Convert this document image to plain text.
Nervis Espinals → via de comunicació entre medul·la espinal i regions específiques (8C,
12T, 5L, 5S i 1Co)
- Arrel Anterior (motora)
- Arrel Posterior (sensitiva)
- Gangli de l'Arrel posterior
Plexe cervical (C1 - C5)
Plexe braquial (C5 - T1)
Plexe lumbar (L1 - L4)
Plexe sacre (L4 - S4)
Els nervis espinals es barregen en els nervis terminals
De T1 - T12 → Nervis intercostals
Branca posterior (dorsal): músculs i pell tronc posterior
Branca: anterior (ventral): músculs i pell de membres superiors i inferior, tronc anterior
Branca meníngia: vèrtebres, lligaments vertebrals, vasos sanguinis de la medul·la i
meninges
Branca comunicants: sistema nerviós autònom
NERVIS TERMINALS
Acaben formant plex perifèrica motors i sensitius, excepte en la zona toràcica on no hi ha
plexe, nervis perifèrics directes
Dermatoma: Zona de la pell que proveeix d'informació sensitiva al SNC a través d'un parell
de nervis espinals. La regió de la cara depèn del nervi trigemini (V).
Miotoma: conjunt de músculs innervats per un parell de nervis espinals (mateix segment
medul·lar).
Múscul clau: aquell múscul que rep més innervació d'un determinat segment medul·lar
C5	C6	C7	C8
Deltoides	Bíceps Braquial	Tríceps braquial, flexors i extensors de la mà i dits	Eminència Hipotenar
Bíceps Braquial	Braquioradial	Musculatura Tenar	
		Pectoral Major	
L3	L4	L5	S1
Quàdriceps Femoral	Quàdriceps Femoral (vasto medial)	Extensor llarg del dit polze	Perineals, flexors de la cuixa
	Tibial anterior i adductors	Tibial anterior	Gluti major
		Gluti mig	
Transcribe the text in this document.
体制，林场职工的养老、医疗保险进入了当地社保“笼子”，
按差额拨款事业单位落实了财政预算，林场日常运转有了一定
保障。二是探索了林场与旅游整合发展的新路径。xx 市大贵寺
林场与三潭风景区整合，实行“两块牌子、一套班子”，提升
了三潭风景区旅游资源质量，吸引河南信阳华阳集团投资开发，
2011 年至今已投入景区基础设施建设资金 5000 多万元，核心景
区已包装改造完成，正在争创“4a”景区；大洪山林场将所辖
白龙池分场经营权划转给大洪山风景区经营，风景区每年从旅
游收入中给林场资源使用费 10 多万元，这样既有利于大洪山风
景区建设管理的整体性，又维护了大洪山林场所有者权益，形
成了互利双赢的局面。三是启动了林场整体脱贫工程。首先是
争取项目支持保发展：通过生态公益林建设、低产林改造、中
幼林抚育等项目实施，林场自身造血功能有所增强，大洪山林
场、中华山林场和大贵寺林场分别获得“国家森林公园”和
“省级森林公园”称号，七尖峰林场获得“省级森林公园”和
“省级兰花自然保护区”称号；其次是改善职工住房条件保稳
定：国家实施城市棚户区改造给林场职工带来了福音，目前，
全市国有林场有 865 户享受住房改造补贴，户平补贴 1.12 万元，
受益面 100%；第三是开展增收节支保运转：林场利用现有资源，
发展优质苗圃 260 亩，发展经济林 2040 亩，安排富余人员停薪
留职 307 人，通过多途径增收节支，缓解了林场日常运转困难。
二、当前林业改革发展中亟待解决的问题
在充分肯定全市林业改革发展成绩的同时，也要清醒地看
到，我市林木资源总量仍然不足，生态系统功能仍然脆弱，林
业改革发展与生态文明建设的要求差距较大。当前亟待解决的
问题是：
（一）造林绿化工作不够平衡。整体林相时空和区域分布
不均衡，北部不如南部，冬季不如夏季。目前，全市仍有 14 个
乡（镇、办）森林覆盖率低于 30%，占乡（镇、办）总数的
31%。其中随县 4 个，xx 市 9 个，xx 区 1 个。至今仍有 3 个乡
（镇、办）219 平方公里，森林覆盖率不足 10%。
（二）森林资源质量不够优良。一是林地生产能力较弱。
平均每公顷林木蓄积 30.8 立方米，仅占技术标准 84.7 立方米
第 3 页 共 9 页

**Stated problem:**
Extract all lines that hold the word "parell".

**Response to this exercise:**
Dermatoma: Zona de la pell que proveeix d'informació sensitiva al SNC a través d'un parell
Miotoma: conjunt de músculs innervats per un parell de nervis espinals (mateix segment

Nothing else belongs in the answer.